> Written exercise
Using the data below, copy every line that contains the word "axis".

Dataset records:
>>

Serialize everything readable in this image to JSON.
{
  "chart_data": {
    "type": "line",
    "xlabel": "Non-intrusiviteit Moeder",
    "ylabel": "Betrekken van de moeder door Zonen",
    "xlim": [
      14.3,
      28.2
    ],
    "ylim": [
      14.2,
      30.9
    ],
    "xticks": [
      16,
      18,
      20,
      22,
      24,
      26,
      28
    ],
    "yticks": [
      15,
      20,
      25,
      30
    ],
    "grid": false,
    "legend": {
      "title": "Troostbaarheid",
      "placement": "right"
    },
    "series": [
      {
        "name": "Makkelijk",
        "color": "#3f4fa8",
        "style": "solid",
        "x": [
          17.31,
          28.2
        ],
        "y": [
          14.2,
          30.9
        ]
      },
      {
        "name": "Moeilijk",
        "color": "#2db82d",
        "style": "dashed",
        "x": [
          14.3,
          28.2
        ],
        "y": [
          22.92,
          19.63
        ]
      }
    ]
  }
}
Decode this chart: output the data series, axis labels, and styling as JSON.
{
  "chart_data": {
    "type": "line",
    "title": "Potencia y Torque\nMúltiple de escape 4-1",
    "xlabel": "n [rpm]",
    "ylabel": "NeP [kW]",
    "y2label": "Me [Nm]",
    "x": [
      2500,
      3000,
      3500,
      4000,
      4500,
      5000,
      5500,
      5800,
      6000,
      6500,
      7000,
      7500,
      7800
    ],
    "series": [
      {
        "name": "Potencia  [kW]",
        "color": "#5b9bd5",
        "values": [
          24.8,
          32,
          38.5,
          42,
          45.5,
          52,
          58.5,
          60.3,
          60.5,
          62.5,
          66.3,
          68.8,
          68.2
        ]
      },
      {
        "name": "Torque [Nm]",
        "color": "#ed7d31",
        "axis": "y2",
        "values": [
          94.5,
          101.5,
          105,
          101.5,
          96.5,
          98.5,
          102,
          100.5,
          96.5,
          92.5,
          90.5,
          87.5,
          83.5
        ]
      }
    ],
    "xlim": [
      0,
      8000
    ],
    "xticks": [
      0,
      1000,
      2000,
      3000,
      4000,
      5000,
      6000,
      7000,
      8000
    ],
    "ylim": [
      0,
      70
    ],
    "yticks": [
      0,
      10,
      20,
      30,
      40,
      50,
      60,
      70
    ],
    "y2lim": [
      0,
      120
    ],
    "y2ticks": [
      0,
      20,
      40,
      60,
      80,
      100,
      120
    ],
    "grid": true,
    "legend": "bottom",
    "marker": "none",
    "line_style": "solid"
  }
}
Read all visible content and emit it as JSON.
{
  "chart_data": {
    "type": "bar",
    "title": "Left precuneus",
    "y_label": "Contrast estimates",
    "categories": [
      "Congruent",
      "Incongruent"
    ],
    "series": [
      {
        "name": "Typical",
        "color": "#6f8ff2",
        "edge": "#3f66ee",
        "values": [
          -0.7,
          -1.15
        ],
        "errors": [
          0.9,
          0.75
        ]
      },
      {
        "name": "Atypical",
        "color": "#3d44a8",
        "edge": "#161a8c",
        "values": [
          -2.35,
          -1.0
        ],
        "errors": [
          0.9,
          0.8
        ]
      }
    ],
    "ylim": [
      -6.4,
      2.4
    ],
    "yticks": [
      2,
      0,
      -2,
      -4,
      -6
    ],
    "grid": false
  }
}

<<

> Solution for this exercise
Decode this chart: output the data series, axis labels, and styling as JSON.
        "axis": "y2",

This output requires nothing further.